++++ Dataset entries
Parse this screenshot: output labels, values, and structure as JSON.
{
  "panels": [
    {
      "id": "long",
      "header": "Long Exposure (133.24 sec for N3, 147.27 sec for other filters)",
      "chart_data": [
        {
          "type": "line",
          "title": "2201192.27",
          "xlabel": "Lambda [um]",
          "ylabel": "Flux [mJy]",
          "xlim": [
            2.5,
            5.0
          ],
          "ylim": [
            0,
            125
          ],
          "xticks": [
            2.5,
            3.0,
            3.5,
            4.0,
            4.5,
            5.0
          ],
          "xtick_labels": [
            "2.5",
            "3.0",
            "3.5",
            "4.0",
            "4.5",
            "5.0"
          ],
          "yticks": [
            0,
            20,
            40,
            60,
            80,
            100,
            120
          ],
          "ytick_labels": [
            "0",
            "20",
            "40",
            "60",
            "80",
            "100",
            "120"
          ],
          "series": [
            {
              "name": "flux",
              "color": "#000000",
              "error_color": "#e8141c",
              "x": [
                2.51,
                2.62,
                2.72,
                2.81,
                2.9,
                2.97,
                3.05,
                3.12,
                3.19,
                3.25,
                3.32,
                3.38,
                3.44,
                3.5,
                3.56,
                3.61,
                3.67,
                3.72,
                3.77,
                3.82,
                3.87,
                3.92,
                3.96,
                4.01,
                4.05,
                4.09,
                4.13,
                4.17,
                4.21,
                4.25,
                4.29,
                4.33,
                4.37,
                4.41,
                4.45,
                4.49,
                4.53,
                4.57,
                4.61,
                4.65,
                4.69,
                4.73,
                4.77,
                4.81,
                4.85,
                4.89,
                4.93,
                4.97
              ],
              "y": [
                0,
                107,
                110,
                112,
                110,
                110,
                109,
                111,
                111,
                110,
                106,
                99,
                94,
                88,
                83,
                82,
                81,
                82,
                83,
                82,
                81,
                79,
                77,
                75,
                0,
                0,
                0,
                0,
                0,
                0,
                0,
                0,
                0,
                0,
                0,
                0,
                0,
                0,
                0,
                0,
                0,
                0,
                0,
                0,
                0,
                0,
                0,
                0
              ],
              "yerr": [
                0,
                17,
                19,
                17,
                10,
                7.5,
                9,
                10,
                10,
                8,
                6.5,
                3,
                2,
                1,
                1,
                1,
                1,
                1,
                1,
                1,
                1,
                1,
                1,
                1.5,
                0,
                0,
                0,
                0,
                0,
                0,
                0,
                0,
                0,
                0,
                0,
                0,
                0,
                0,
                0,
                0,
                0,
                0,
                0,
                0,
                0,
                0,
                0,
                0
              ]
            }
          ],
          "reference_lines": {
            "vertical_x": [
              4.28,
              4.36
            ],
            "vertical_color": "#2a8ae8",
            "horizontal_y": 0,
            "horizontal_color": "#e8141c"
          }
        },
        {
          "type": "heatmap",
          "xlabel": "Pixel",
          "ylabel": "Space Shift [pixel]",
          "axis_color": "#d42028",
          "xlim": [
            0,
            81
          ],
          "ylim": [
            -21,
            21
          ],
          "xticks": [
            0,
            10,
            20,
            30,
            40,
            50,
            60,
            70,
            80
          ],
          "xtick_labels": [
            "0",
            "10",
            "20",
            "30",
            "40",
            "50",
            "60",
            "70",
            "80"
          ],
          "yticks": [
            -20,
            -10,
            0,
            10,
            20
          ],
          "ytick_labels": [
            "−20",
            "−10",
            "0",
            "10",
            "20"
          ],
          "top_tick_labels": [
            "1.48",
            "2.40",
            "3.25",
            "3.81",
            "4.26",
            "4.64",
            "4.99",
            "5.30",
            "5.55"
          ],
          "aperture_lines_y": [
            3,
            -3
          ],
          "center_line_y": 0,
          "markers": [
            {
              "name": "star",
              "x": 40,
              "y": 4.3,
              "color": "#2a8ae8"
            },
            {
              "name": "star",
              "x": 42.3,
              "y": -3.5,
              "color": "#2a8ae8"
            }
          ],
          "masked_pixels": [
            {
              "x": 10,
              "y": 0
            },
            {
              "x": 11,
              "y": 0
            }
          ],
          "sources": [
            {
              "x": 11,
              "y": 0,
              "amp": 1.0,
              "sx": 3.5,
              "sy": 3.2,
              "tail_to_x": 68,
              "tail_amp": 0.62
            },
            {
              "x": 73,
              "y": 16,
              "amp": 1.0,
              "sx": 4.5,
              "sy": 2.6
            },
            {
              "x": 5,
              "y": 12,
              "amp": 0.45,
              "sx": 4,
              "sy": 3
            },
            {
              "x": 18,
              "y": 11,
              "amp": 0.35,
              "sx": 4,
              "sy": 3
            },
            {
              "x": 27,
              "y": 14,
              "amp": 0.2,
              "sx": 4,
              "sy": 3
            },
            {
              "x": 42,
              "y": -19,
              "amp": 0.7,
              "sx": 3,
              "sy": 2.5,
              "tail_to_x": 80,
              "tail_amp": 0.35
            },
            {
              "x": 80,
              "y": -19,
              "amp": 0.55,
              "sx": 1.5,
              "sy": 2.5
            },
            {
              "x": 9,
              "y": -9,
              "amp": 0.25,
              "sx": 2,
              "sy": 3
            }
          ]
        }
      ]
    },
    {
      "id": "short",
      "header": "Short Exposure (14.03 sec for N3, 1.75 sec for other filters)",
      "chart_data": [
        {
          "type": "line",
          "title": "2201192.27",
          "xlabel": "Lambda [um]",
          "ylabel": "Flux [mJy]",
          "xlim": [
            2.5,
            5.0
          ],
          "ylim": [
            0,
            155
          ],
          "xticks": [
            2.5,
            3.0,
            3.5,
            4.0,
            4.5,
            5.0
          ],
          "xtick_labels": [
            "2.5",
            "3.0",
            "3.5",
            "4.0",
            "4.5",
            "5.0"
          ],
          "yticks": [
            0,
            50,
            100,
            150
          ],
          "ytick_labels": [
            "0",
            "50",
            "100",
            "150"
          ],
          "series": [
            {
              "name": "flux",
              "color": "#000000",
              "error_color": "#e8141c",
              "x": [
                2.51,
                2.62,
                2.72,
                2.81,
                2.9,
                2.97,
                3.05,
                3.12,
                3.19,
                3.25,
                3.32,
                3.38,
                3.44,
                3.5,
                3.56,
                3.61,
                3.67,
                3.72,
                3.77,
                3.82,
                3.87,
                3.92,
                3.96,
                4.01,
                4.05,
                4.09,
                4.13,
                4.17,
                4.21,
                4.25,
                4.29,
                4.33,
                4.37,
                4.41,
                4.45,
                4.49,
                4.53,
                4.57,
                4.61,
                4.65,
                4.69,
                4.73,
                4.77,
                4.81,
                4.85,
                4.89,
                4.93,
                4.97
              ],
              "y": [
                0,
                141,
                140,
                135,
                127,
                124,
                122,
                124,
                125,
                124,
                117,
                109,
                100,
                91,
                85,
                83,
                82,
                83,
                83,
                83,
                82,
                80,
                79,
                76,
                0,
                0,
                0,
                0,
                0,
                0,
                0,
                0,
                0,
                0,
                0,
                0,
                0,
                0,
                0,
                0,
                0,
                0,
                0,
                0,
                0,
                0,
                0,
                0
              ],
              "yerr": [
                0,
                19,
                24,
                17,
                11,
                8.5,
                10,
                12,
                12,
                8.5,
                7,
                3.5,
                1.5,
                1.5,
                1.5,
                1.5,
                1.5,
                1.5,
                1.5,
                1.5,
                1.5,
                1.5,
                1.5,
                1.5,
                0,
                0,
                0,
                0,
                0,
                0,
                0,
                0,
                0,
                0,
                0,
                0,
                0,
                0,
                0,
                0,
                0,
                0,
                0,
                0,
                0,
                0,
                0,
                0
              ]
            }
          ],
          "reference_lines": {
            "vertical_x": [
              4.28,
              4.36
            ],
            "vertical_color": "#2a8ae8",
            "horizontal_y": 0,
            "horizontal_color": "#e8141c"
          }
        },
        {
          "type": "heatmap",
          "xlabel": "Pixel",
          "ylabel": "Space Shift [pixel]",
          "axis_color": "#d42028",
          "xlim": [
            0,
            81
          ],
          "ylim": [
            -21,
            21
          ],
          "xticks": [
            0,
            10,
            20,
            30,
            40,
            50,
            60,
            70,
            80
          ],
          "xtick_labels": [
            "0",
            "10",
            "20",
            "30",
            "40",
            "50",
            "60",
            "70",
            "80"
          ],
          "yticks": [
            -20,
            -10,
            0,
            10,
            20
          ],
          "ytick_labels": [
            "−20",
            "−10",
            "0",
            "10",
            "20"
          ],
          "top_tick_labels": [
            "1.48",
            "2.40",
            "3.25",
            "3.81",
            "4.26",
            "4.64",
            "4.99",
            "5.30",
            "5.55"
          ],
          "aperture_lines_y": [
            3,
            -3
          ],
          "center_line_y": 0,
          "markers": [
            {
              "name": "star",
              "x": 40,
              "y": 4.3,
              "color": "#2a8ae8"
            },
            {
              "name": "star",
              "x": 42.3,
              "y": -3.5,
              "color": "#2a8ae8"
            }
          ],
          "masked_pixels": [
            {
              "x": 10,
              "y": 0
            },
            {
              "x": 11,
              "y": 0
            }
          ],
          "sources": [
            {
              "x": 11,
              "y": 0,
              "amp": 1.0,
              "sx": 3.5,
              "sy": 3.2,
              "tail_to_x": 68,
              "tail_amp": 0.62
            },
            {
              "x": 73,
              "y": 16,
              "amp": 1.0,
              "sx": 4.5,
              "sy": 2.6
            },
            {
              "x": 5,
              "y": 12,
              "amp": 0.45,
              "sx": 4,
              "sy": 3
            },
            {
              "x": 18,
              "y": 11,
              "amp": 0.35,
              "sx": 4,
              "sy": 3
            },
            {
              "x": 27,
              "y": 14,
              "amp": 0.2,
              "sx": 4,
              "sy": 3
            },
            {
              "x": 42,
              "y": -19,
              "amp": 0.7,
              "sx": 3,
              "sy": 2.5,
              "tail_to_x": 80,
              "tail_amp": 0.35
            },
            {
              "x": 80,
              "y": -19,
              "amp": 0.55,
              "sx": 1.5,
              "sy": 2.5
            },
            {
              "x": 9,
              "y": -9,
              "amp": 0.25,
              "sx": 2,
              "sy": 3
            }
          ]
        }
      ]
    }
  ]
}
++++++++
» **Exercise requirements**
Locate all lines in the listing above with the word "filters". Copy them.

» **Answer**
      "header": "Long Exposure (133.24 sec for N3, 147.27 sec for other filters)",
      "header": "Short Exposure (14.03 sec for N3, 1.75 sec for other filters)",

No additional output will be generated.